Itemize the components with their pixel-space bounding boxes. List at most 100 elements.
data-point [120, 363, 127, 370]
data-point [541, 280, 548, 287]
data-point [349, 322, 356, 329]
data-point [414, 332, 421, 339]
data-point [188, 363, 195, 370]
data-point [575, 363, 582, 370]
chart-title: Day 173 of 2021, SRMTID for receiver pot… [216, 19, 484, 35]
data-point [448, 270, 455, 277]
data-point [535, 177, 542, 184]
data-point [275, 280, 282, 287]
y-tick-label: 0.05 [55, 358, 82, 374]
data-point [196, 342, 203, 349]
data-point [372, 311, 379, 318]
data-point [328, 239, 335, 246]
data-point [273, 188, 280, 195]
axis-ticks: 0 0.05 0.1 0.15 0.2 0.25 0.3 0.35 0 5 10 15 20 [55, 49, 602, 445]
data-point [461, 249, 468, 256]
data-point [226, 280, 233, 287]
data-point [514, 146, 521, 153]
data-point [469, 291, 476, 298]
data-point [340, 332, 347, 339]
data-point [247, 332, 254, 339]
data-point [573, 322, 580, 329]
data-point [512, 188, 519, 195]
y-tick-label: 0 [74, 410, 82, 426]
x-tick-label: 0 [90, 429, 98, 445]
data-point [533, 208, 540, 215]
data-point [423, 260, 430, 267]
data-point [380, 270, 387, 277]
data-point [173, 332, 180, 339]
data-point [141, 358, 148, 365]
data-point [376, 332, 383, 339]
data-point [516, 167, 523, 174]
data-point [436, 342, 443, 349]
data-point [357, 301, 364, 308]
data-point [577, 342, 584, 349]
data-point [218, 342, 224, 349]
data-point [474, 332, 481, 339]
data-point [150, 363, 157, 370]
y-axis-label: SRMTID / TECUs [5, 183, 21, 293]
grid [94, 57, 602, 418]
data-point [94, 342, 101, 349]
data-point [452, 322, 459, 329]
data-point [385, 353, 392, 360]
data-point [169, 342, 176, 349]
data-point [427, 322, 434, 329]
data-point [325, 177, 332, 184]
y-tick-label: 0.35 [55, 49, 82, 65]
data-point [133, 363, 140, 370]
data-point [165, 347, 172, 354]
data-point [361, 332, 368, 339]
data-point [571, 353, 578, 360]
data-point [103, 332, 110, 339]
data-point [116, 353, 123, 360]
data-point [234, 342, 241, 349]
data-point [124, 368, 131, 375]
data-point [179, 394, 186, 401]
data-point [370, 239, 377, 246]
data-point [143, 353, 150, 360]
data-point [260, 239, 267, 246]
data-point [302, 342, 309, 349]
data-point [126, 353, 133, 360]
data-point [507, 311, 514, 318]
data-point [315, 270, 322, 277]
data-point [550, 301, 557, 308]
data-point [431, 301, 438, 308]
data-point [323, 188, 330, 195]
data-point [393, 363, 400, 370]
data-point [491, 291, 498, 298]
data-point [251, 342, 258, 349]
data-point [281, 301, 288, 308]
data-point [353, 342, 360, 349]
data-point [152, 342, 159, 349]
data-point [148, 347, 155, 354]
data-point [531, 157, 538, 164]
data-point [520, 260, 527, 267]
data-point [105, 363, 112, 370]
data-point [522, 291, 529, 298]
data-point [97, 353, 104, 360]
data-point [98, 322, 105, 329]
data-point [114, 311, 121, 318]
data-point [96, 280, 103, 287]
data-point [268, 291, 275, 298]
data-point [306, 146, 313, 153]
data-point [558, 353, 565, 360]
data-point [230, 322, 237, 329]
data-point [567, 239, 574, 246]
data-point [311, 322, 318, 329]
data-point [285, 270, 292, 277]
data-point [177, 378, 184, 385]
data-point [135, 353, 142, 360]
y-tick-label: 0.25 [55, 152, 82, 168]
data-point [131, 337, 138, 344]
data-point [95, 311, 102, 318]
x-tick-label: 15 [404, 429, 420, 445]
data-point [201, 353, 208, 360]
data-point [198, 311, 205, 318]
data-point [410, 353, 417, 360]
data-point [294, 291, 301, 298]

** OBJECTIVE **
Rewrite the records above with every "data-point" changed to "marker" and nothing else altered.

** TASK RESULT **
Itemize the components with their pixel-space bounding boxes. List at most 100 elements.
marker [120, 363, 127, 370]
marker [541, 280, 548, 287]
marker [349, 322, 356, 329]
marker [414, 332, 421, 339]
marker [188, 363, 195, 370]
marker [575, 363, 582, 370]
chart-title: Day 173 of 2021, SRMTID for receiver pot… [216, 19, 484, 35]
marker [448, 270, 455, 277]
marker [535, 177, 542, 184]
marker [275, 280, 282, 287]
y-tick-label: 0.05 [55, 358, 82, 374]
marker [196, 342, 203, 349]
marker [372, 311, 379, 318]
marker [328, 239, 335, 246]
marker [273, 188, 280, 195]
axis-ticks: 0 0.05 0.1 0.15 0.2 0.25 0.3 0.35 0 5 10 15 20 [55, 49, 602, 445]
marker [461, 249, 468, 256]
marker [226, 280, 233, 287]
marker [514, 146, 521, 153]
marker [469, 291, 476, 298]
marker [340, 332, 347, 339]
marker [247, 332, 254, 339]
marker [573, 322, 580, 329]
marker [512, 188, 519, 195]
y-tick-label: 0 [74, 410, 82, 426]
x-tick-label: 0 [90, 429, 98, 445]
marker [533, 208, 540, 215]
marker [423, 260, 430, 267]
marker [380, 270, 387, 277]
marker [173, 332, 180, 339]
marker [141, 358, 148, 365]
marker [376, 332, 383, 339]
marker [516, 167, 523, 174]
marker [436, 342, 443, 349]
marker [357, 301, 364, 308]
marker [577, 342, 584, 349]
marker [218, 342, 224, 349]
marker [474, 332, 481, 339]
marker [150, 363, 157, 370]
y-axis-label: SRMTID / TECUs [5, 183, 21, 293]
grid [94, 57, 602, 418]
marker [94, 342, 101, 349]
marker [452, 322, 459, 329]
marker [385, 353, 392, 360]
marker [169, 342, 176, 349]
marker [427, 322, 434, 329]
marker [325, 177, 332, 184]
y-tick-label: 0.35 [55, 49, 82, 65]
marker [133, 363, 140, 370]
marker [165, 347, 172, 354]
marker [361, 332, 368, 339]
marker [571, 353, 578, 360]
marker [103, 332, 110, 339]
marker [116, 353, 123, 360]
marker [234, 342, 241, 349]
marker [124, 368, 131, 375]
marker [179, 394, 186, 401]
marker [370, 239, 377, 246]
marker [143, 353, 150, 360]
marker [260, 239, 267, 246]
marker [302, 342, 309, 349]
marker [126, 353, 133, 360]
marker [507, 311, 514, 318]
marker [315, 270, 322, 277]
marker [550, 301, 557, 308]
marker [431, 301, 438, 308]
marker [323, 188, 330, 195]
marker [393, 363, 400, 370]
marker [491, 291, 498, 298]
marker [251, 342, 258, 349]
marker [281, 301, 288, 308]
marker [353, 342, 360, 349]
marker [152, 342, 159, 349]
marker [148, 347, 155, 354]
marker [531, 157, 538, 164]
marker [520, 260, 527, 267]
marker [105, 363, 112, 370]
marker [522, 291, 529, 298]
marker [97, 353, 104, 360]
marker [98, 322, 105, 329]
marker [114, 311, 121, 318]
marker [96, 280, 103, 287]
marker [268, 291, 275, 298]
marker [306, 146, 313, 153]
marker [558, 353, 565, 360]
marker [230, 322, 237, 329]
marker [567, 239, 574, 246]
marker [311, 322, 318, 329]
marker [285, 270, 292, 277]
marker [177, 378, 184, 385]
marker [135, 353, 142, 360]
y-tick-label: 0.25 [55, 152, 82, 168]
marker [131, 337, 138, 344]
marker [95, 311, 102, 318]
x-tick-label: 15 [404, 429, 420, 445]
marker [201, 353, 208, 360]
marker [198, 311, 205, 318]
marker [410, 353, 417, 360]
marker [294, 291, 301, 298]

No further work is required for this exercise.